What you are asked to do
Answer the following from the Journey tribute passage below.
(a) At what age did the writer start playing in bar bands?
(b) Who heard the band performing "Lights" on YouTube?
(c) How long afterward was the writer in California with Journey?

I know at least ONE of those guys that hasn't done a Journey tribute show since 2012 ...
Why did I do a Journey tribute show instead of trying to "make it" as an original act?
Personally, I played in bar bands since I was 16 years old, and when I hit 30, I got tired of playing shitty music for the same 150 people that wanted to hear "Hemorrhage" or "Cumbersome" or "Get Down On It" every weekend.
People always said I sounded just like Steve Perry, so we added a shitload of Journey songs in our set, and one day decided to just do a whole Journey show to see how it went over.
I didn't want to keep playing in bars into my 30s and because we could pull it off well, and because the songbook was so strong and so beloved, we got more and more bookings for the Journey tribute gig. It wasn't about getting famous or making money, it was about having fun performing songs that genuinely moved people.
Within 5 years, Jon Cain heard us performing "Lights" on YouTube and 5 weeks later I was in California with the band, being introduced to everyone as the "New lead singer of Journey," and writing songs with the band.

Excerpted records

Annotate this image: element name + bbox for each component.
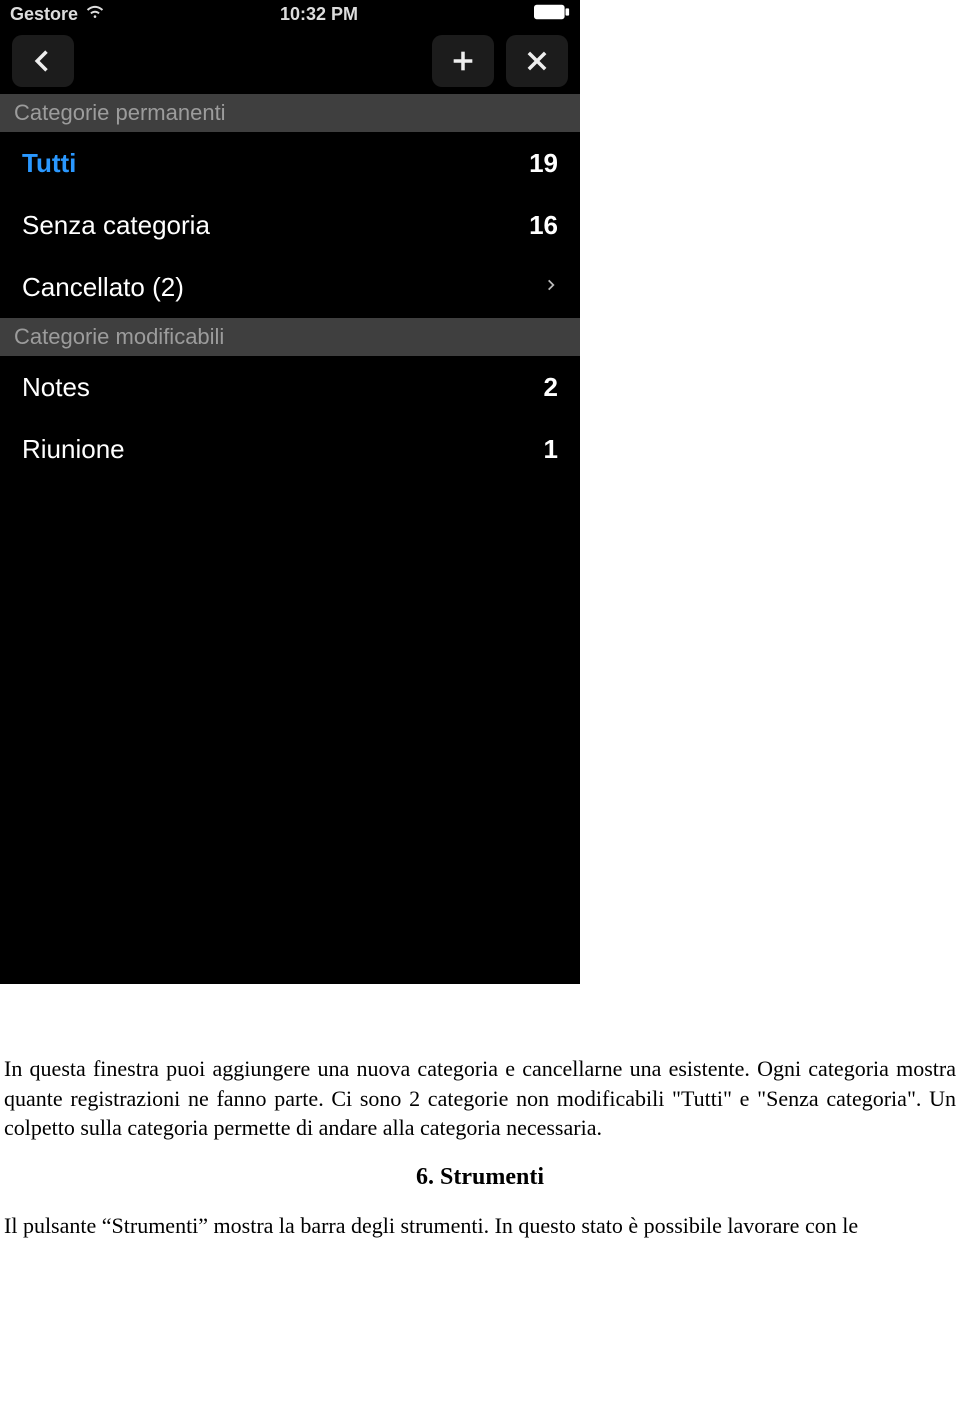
back-button[interactable] <box>12 35 74 87</box>
row-count: 16 <box>529 210 558 241</box>
paragraph: In questa finestra puoi aggiungere una n… <box>4 1054 956 1143</box>
document-body: In questa finestra puoi aggiungere una n… <box>0 984 960 1241</box>
section-header-editable: Categorie modificabili <box>0 318 580 356</box>
row-count: 1 <box>544 434 558 465</box>
section-header-permanent: Categorie permanenti <box>0 94 580 132</box>
row-label: Riunione <box>22 434 125 465</box>
section-heading: 6. Strumenti <box>4 1161 956 1193</box>
category-row-deleted[interactable]: Cancellato (2) <box>0 256 580 318</box>
clock: 10:32 PM <box>280 4 358 25</box>
chevron-right-icon <box>544 274 558 301</box>
phone-screenshot: Gestore 10:32 PM Ca <box>0 0 580 984</box>
category-row-no-category[interactable]: Senza categoria 16 <box>0 194 580 256</box>
empty-area <box>0 480 580 984</box>
carrier-label: Gestore <box>10 4 78 25</box>
category-row-notes[interactable]: Notes 2 <box>0 356 580 418</box>
row-label: Notes <box>22 372 90 403</box>
row-label: Tutti <box>22 148 76 179</box>
paragraph: Il pulsante “Strumenti” mostra la barra … <box>4 1211 956 1241</box>
row-label: Cancellato (2) <box>22 272 184 303</box>
row-label: Senza categoria <box>22 210 210 241</box>
wifi-icon <box>86 3 104 26</box>
add-button[interactable] <box>432 35 494 87</box>
status-bar: Gestore 10:32 PM <box>0 0 580 28</box>
nav-bar <box>0 28 580 94</box>
row-count: 19 <box>529 148 558 179</box>
category-row-meeting[interactable]: Riunione 1 <box>0 418 580 480</box>
row-count: 2 <box>544 372 558 403</box>
battery-icon <box>534 4 570 25</box>
category-row-all[interactable]: Tutti 19 <box>0 132 580 194</box>
close-button[interactable] <box>506 35 568 87</box>
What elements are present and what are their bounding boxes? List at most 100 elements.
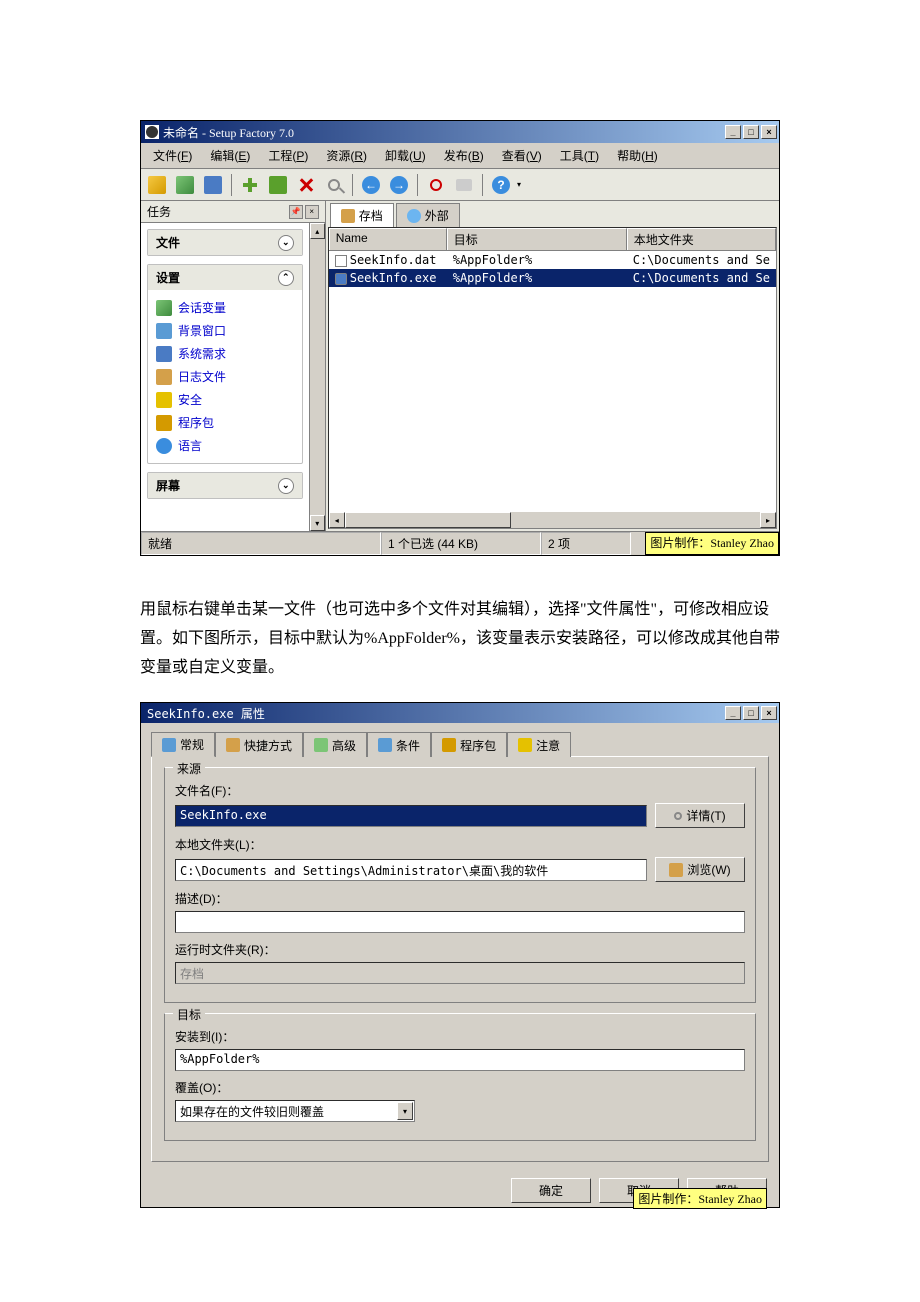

Correct result
(a) At 16 years old.
(b) Jon Cain.
(c) Five weeks later.